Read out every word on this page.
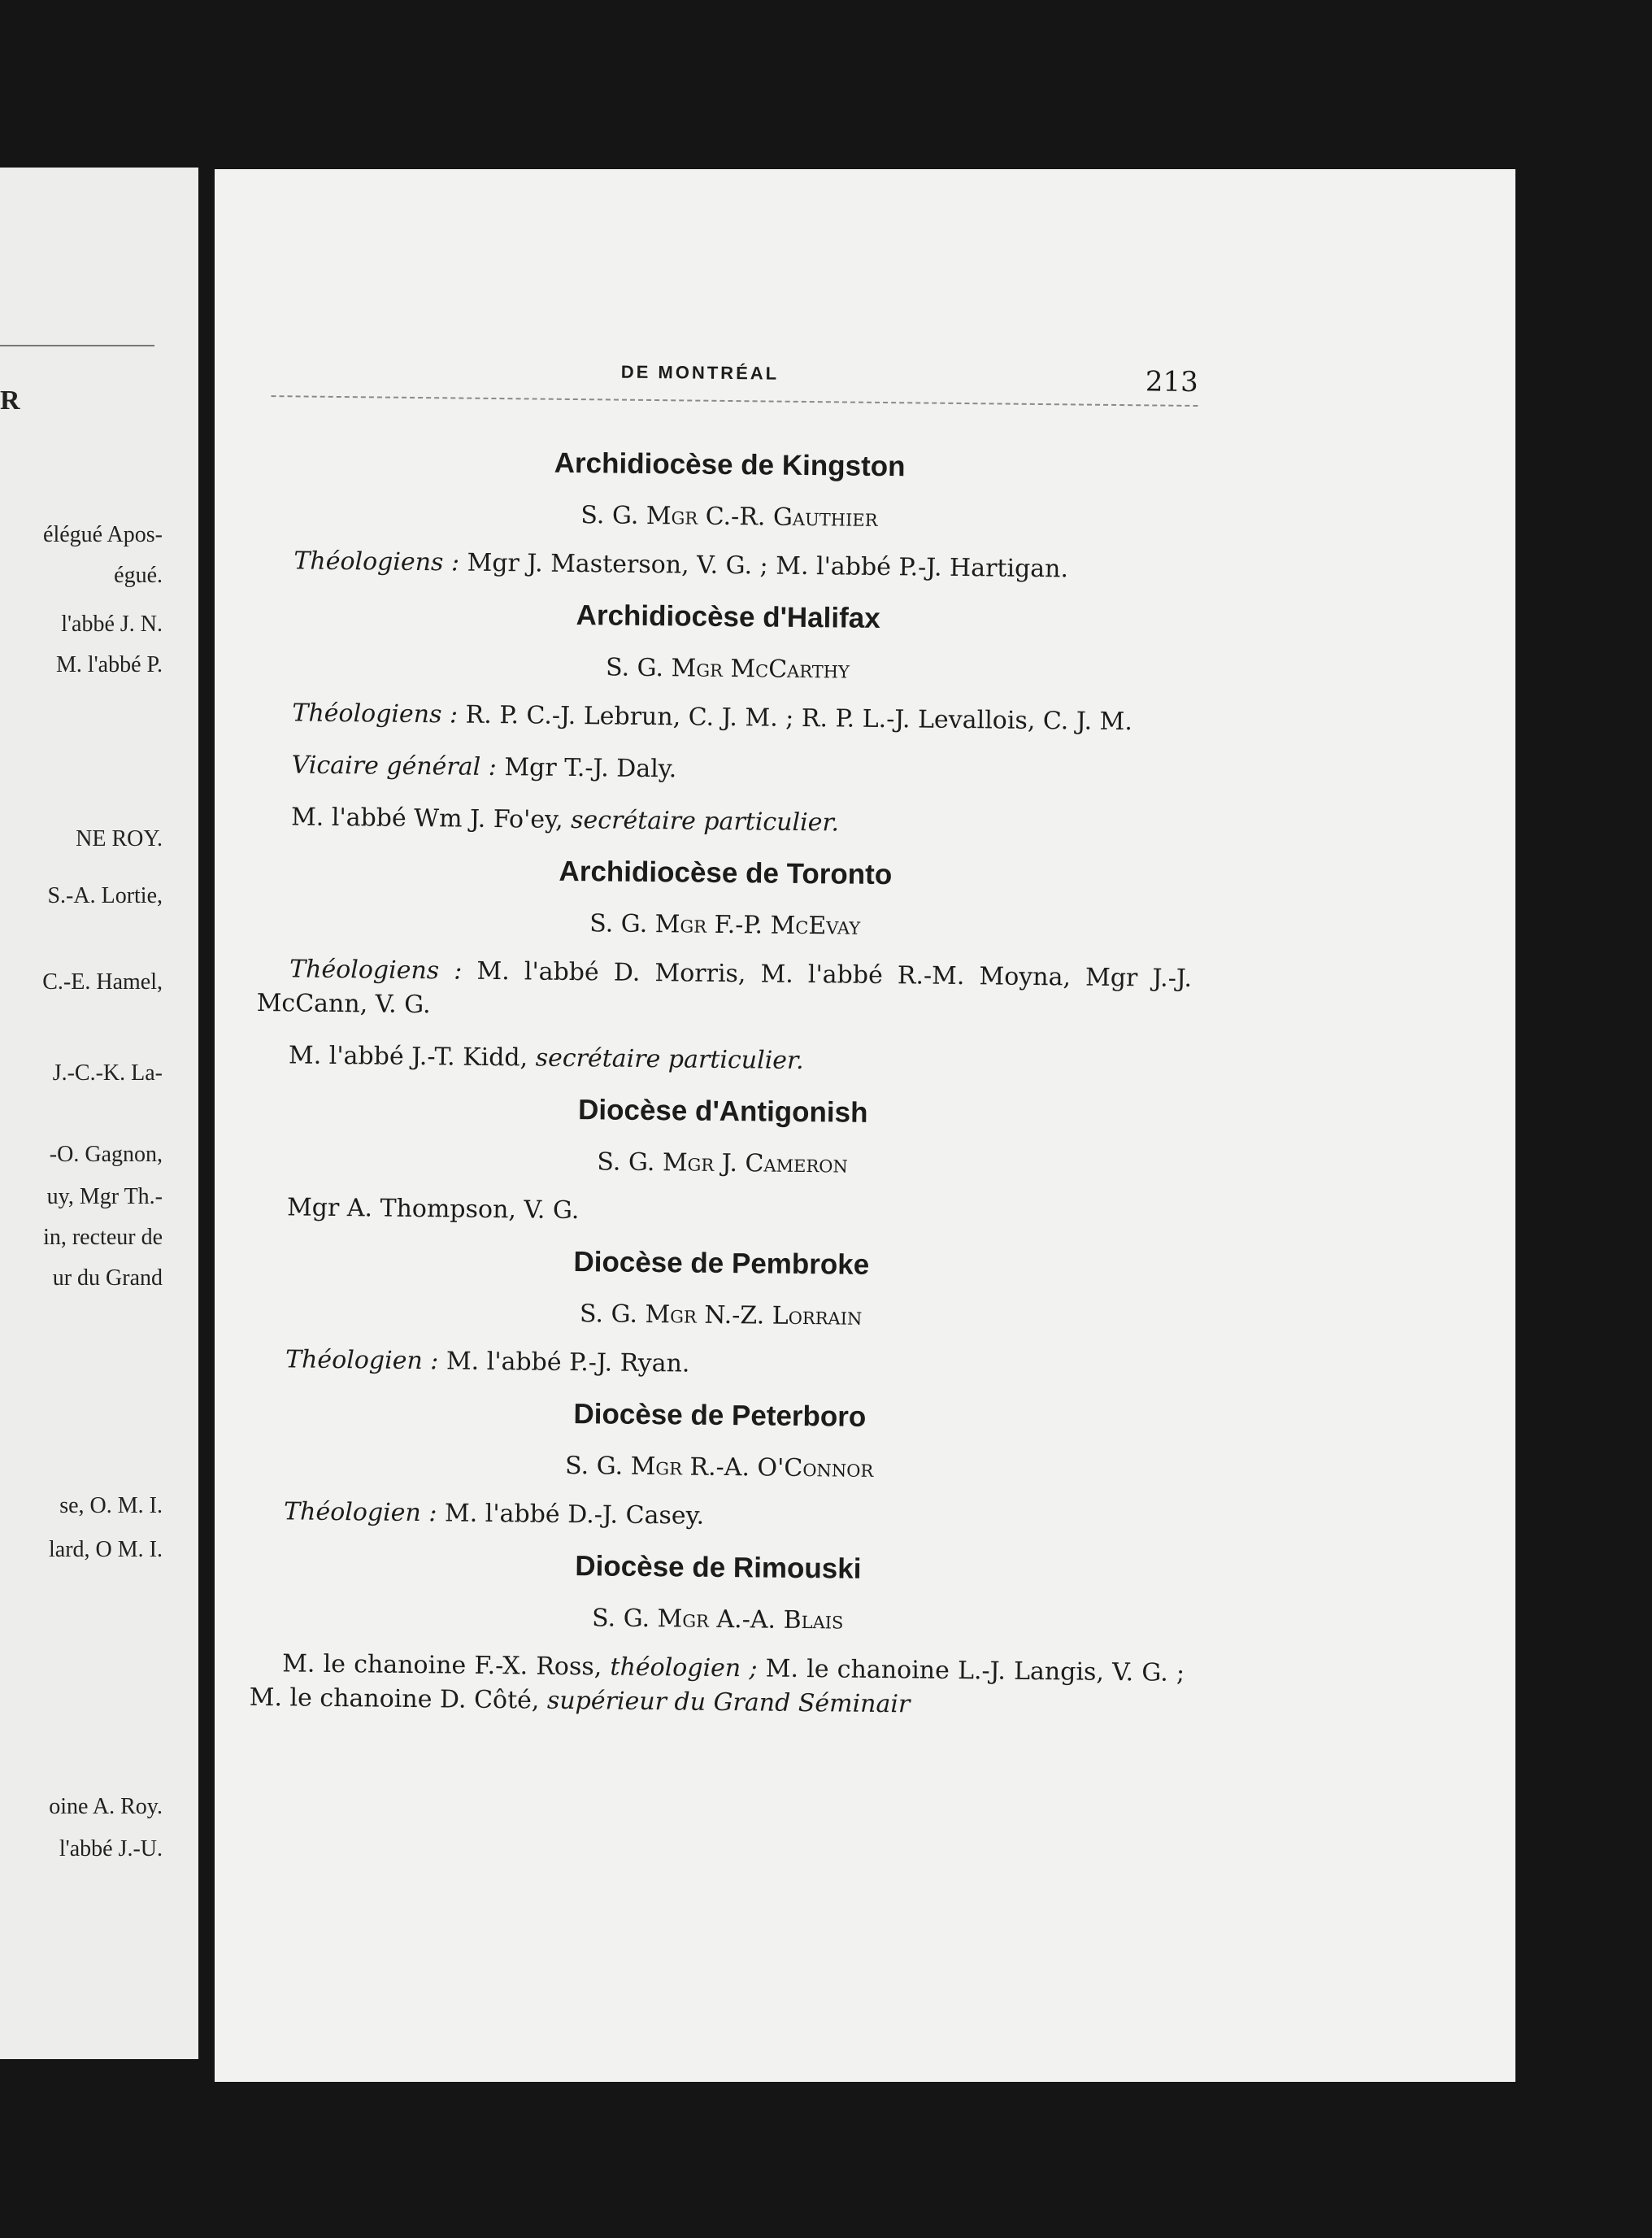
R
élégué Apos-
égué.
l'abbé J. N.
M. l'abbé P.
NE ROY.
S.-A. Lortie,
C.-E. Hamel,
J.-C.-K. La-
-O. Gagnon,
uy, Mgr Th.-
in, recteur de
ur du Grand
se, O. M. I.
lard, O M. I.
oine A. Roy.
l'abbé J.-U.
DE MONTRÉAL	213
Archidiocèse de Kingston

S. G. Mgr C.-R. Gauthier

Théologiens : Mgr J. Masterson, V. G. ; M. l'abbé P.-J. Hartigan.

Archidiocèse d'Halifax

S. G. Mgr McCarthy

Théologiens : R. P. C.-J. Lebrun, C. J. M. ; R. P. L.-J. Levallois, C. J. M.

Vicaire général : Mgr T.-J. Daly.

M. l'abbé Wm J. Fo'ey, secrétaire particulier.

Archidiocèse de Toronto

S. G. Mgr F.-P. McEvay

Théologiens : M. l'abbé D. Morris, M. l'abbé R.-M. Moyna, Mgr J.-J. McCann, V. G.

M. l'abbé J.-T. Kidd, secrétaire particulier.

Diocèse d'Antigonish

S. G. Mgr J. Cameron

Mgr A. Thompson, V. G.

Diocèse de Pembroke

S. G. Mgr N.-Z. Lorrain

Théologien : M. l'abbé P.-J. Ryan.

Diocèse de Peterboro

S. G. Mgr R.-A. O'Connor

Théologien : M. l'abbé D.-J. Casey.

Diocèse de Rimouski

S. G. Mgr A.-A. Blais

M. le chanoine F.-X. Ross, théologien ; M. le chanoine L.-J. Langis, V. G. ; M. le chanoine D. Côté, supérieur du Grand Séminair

▶ _What to produce_: State how many lines in the entries above include the word "secrétaire"; reply with the number alone.

▶ _Written solution_: 2